### Task
Keep only the lines of the data below that contain "BUILT", and copy them.

### Material shown
========
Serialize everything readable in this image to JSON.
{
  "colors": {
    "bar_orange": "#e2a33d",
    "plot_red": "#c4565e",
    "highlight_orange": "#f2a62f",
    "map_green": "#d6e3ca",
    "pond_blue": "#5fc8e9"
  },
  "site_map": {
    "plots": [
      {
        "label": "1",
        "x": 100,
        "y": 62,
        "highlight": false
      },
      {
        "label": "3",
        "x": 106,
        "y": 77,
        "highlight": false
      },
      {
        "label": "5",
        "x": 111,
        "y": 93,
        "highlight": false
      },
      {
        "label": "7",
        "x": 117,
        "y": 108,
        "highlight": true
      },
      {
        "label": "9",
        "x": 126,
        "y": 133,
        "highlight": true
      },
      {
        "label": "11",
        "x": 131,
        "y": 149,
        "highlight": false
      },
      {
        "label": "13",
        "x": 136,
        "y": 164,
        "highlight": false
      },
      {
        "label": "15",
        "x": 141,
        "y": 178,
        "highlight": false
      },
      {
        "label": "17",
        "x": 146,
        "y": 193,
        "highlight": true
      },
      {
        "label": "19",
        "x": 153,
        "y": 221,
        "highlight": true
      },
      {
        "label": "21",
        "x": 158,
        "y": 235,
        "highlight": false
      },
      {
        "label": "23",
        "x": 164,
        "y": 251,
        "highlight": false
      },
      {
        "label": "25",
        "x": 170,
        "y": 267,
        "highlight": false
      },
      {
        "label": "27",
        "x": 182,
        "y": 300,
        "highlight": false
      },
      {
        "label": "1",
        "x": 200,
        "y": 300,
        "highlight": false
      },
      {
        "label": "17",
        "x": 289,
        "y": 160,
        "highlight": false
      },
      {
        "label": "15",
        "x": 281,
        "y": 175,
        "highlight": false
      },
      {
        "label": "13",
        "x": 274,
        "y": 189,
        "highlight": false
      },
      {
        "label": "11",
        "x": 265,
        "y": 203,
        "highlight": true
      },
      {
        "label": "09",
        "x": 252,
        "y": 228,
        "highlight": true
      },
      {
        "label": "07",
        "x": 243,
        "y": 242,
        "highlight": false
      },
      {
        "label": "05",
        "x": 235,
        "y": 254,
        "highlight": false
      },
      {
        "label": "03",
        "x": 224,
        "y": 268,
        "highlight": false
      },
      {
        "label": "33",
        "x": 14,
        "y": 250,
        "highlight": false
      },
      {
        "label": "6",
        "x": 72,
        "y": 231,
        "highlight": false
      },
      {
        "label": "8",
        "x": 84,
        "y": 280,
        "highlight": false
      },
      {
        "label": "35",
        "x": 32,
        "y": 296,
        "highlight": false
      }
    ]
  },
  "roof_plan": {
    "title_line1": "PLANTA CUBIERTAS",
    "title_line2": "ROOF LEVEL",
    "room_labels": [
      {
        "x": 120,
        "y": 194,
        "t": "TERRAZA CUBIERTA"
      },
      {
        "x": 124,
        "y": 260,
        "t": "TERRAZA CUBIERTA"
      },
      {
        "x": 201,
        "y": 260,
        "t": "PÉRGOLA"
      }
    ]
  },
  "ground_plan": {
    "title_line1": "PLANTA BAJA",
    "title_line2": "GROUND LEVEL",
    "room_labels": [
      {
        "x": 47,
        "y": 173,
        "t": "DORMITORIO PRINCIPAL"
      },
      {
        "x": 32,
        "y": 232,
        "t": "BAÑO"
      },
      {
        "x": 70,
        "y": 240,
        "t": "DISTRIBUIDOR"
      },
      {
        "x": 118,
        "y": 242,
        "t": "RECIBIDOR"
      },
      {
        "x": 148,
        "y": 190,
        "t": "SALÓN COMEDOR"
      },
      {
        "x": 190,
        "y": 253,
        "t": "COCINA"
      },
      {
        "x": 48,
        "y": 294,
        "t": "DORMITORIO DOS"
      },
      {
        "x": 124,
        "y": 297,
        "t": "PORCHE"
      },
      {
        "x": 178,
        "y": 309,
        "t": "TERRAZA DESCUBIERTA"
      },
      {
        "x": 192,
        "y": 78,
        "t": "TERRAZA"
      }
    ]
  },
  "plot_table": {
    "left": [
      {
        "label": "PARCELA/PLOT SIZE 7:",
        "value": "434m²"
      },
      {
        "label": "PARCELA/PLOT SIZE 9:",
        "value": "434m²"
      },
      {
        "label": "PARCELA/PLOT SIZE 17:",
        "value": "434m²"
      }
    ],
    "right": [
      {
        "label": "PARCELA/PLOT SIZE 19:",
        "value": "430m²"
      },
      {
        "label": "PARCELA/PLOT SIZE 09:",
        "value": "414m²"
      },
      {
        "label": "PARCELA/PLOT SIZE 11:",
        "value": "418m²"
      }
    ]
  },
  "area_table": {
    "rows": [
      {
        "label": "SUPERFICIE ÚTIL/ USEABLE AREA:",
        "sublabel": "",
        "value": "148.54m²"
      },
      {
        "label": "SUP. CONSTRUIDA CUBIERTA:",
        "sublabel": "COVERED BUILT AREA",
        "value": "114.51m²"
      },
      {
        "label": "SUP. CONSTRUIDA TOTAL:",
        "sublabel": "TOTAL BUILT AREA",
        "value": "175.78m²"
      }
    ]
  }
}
========
### Solution to the problem
        "sublabel": "COVERED BUILT AREA",
        "sublabel": "TOTAL BUILT AREA",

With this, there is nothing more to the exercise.